Tasks and exercises |
1. In the text about The Drowned and the Saved, who is listed as the translator?
2. Please summarize the text about The Drowned and the Saved in two sentences.

Reading text |
The Drowned and The Saved
- First edition
- Author: Primo Levi
- Original title: I sommersi e i salvati
- Translator: Raymond Rosenthal
- Language: Italian
- Publisher: Einaudi (Italian) Summit Books (English)
- Publication date: 1986
- Publication place: Italy
- Published in English: 1988
- Media type: Print (Hardcover) and (Paperback)
- Pages: 170
- ISBN: 0-349-10047-0
- OCLC: 59150087

= The Drowned and the Saved =

1986 book of essays by Primo Levi

The Drowned and the Saved (I sommersi e i salvati) is a book of essays by Italian-Jewish author and Holocaust survivor Primo Levi on life and death in the Nazi extermination camps, drawing on his experience as a survivor of Auschwitz (Monowitz).
The author's last work, written in 1986, a year before his death, The Drowned and the Saved is an attempt at an analytical approach, in contrast to his earlier books If This Is a Man (1947) and The Truce (1963), which are autobiographical.

==Contents==
Preface
1. The Memory of the Offense
2. The Grey Zone
3. Shame
4. Communicating
5. Useless Violence
6. The Intellectual in Auschwitz
7. Stereotypes
8. Letters from Germans
Conclusion

==Miscellaneous==
The title of one essay (The Grey Zone) was used as title for the film The Grey Zone (2001), which is based on a book by Miklós Nyiszli.

Records |
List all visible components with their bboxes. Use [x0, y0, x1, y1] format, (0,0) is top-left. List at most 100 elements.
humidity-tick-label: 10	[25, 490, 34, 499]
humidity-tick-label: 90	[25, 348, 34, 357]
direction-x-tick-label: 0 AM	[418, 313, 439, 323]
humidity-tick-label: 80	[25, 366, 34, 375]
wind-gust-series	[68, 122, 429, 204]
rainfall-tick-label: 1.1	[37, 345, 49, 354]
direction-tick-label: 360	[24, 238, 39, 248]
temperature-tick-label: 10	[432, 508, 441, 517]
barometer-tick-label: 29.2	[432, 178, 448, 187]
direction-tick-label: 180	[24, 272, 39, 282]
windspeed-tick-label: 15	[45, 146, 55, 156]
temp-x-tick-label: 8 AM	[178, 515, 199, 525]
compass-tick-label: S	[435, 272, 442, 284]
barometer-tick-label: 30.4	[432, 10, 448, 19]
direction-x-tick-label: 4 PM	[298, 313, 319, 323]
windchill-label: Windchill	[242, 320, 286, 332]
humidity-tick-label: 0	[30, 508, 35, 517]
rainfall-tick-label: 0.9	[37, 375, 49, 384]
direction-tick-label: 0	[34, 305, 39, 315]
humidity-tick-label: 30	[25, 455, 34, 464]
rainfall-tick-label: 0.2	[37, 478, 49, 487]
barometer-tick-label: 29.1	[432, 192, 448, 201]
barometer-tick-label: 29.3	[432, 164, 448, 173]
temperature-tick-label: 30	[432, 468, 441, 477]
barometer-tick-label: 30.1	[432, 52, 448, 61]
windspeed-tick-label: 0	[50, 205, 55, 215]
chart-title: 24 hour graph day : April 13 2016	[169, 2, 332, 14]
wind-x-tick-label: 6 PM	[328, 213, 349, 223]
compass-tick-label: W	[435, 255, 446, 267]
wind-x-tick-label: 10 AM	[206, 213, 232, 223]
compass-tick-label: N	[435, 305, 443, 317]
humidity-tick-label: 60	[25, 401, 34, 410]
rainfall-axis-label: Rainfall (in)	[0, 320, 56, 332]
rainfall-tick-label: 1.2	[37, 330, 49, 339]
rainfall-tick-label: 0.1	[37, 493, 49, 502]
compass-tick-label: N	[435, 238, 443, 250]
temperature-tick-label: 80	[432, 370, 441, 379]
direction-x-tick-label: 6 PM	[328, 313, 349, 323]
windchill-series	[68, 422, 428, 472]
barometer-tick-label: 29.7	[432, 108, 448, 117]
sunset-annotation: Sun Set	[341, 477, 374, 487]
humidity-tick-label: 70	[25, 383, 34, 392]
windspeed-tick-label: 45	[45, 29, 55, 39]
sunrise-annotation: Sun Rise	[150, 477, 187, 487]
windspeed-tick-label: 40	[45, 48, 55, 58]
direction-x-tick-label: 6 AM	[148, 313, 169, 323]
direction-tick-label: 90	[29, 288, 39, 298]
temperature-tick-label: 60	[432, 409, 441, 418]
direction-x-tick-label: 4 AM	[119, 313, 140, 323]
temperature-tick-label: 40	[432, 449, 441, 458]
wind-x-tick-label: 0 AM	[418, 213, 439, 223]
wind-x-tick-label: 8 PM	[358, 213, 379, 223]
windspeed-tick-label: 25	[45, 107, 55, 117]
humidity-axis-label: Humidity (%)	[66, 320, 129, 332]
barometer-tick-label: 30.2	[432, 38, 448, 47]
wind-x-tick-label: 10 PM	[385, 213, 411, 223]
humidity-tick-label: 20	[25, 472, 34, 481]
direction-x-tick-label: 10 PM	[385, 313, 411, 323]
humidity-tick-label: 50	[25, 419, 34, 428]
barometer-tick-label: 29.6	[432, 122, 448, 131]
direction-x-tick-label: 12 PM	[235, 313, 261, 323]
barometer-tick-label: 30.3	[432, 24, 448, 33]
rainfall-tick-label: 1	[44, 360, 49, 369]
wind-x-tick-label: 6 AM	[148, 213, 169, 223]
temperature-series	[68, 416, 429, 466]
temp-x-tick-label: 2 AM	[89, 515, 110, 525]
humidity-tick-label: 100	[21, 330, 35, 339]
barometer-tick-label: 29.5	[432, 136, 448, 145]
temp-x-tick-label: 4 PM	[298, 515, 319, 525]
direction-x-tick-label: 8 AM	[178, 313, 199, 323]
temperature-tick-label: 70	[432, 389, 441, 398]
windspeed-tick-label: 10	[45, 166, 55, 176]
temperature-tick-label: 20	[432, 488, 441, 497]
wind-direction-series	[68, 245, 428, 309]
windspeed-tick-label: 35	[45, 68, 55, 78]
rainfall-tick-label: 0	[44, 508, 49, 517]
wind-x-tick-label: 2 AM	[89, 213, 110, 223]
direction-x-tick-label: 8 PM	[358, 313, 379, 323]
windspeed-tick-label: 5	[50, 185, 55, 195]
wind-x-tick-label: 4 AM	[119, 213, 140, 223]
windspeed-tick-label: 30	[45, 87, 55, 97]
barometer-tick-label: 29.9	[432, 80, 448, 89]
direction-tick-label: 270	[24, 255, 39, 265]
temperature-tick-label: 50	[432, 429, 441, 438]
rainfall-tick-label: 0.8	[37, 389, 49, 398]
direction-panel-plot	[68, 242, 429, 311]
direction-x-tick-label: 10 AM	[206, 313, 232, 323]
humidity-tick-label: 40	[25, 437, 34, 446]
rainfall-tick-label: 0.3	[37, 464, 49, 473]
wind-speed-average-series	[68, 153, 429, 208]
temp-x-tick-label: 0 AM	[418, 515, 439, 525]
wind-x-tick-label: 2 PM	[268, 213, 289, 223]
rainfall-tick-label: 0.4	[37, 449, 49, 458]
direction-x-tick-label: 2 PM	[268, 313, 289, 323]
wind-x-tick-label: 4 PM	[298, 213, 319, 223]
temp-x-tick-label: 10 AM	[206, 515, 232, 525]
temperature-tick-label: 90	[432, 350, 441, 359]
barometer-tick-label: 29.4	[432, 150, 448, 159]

Answers per task |
1. Raymond Rosenthal

2. The Drowned and the Saved is a 1986 book of essays by Italian-Jewish author and Holocaust survivor Primo Levi on life and death in the Nazi extermination camps, drawing on his experience as a survivor of Auschwitz. It was his last work, written a year before his death, and it attempts an analytical approach, in contrast to his autobiographical earlier books If This Is a Man and The Truce.